Instructions to follow =
Pull out from the material below all lines with "title".

Given information =
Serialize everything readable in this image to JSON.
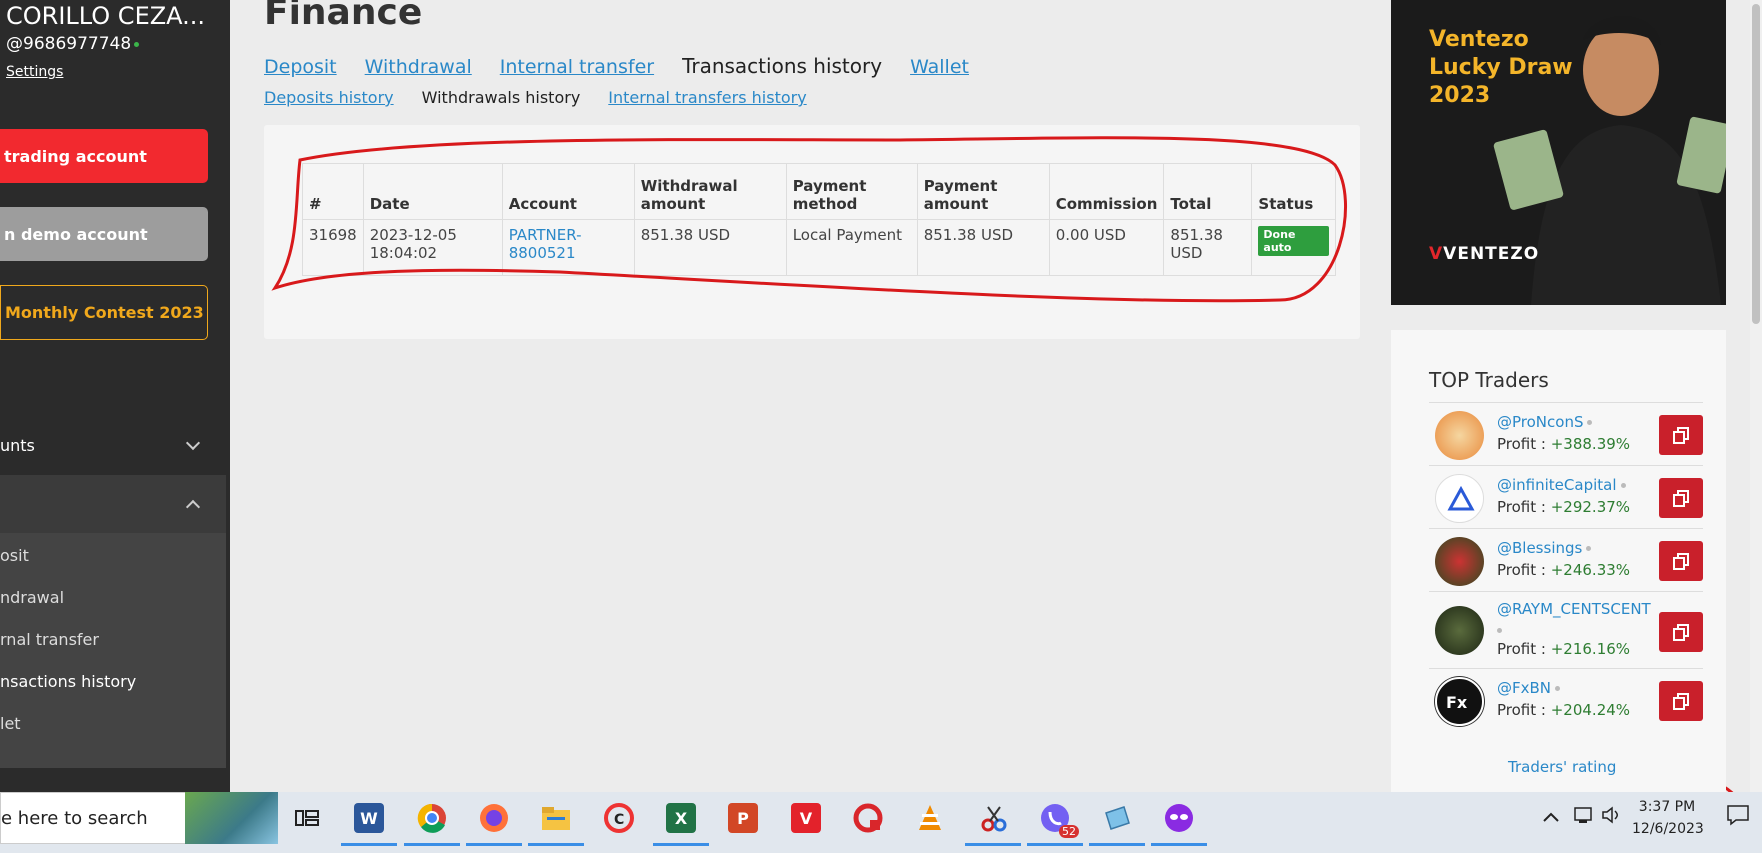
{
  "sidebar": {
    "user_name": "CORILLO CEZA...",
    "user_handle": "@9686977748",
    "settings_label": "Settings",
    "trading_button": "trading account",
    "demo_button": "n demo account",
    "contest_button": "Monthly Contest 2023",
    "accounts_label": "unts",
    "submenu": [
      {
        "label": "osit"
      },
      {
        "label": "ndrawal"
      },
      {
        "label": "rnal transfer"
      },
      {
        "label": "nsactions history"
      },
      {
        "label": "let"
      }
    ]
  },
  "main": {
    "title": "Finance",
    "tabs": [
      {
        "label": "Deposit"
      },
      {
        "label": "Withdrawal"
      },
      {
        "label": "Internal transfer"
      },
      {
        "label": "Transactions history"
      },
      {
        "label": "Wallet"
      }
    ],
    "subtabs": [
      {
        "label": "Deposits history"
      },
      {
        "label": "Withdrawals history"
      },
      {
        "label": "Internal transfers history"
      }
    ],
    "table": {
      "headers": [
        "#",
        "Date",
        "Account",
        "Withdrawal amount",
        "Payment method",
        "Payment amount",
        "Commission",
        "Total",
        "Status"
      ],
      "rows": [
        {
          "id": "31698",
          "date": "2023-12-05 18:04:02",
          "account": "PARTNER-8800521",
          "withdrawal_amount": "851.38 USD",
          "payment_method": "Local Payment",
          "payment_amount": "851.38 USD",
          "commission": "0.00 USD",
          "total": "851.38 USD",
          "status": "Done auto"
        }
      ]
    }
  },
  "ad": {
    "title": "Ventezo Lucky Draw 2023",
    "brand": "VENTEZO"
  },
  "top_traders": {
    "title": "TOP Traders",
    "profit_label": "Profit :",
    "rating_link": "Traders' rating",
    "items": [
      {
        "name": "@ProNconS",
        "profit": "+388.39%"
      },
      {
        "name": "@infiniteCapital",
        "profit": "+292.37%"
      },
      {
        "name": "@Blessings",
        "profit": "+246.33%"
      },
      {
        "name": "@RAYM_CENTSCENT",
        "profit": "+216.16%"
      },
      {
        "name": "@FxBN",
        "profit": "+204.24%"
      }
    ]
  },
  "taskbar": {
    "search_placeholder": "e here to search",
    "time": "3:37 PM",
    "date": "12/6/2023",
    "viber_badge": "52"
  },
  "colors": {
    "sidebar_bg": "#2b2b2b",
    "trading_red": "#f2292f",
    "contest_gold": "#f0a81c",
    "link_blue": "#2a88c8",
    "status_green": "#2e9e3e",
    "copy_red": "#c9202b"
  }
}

Exercise output =
    "title": "Finance",
    "title": "Ventezo Lucky Draw 2023",
    "title": "TOP Traders",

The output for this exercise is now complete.